(Recorded data)

==============================

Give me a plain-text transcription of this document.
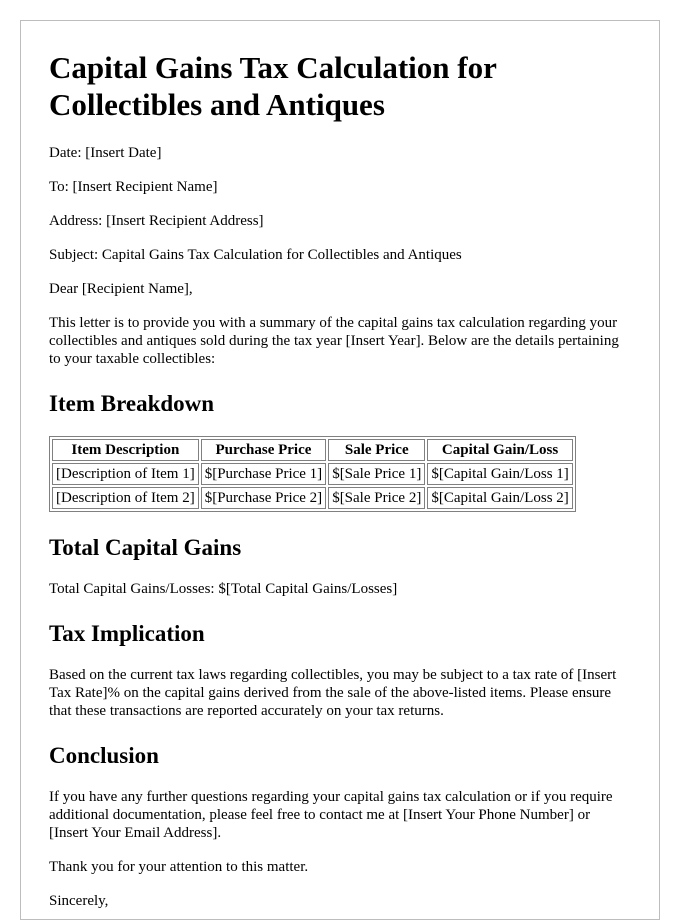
Capital Gains Tax Calculation for Collectibles and Antiques

Date: [Insert Date]

To: [Insert Recipient Name]

Address: [Insert Recipient Address]

Subject: Capital Gains Tax Calculation for Collectibles and Antiques

Dear [Recipient Name],

This letter is to provide you with a summary of the capital gains tax calculation regarding your collectibles and antiques sold during the tax year [Insert Year]. Below are the details pertaining to your taxable collectibles:

Item Breakdown
Item Description	Purchase Price	Sale Price	Capital Gain/Loss
[Description of Item 1]	$[Purchase Price 1]	$[Sale Price 1]	$[Capital Gain/Loss 1]
[Description of Item 2]	$[Purchase Price 2]	$[Sale Price 2]	$[Capital Gain/Loss 2]
Total Capital Gains

Total Capital Gains/Losses: $[Total Capital Gains/Losses]

Tax Implication

Based on the current tax laws regarding collectibles, you may be subject to a tax rate of [Insert Tax Rate]% on the capital gains derived from the sale of the above-listed items. Please ensure that these transactions are reported accurately on your tax returns.

Conclusion

If you have any further questions regarding your capital gains tax calculation or if you require additional documentation, please feel free to contact me at [Insert Your Phone Number] or [Insert Your Email Address].

Thank you for your attention to this matter.

Sincerely,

==============================

> **What the task asks**
For the listing above, give the number of lines in which the string "your" occurs, and nothing else.

> **Output of the exercise**
4